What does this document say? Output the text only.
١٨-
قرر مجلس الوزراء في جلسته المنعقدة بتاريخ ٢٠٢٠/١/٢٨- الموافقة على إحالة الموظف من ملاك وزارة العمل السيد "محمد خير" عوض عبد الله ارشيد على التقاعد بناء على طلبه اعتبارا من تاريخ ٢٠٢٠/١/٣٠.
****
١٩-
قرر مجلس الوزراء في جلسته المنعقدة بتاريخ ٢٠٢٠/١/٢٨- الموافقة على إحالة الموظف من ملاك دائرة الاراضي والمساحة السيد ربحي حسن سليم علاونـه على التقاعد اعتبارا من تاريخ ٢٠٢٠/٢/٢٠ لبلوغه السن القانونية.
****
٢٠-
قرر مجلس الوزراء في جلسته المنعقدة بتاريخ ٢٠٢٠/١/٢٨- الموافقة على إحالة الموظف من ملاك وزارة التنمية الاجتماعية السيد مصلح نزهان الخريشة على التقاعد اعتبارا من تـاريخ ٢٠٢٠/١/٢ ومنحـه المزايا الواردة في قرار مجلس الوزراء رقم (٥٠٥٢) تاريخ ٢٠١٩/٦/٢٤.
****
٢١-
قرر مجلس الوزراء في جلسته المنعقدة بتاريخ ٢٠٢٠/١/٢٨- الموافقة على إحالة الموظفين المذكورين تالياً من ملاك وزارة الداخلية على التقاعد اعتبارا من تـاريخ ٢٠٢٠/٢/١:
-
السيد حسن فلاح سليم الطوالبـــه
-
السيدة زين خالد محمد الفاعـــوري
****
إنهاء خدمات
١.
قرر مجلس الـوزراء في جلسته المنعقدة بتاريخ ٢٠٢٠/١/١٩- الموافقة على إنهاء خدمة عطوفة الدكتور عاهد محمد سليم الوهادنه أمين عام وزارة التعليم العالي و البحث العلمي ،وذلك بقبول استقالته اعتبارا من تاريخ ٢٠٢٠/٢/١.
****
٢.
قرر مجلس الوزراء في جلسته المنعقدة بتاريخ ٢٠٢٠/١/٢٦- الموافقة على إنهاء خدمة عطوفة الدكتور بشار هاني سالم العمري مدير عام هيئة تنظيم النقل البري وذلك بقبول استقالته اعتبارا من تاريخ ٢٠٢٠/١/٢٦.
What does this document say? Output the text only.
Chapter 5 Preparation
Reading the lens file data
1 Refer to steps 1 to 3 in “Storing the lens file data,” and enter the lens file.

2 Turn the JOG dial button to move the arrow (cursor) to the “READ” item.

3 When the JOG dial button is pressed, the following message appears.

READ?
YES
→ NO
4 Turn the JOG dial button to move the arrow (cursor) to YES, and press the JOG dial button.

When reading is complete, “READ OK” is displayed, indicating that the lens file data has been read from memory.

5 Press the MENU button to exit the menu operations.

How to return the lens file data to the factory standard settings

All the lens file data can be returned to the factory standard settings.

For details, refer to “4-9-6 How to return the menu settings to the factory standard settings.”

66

What you have to do: Scan the entries above for the word "When" and collect each line holding it.

Response below:
3 When the JOG dial button is pressed, the following message appears.
When reading is complete, “READ OK” is displayed, indicating that the lens file data has been read from memory.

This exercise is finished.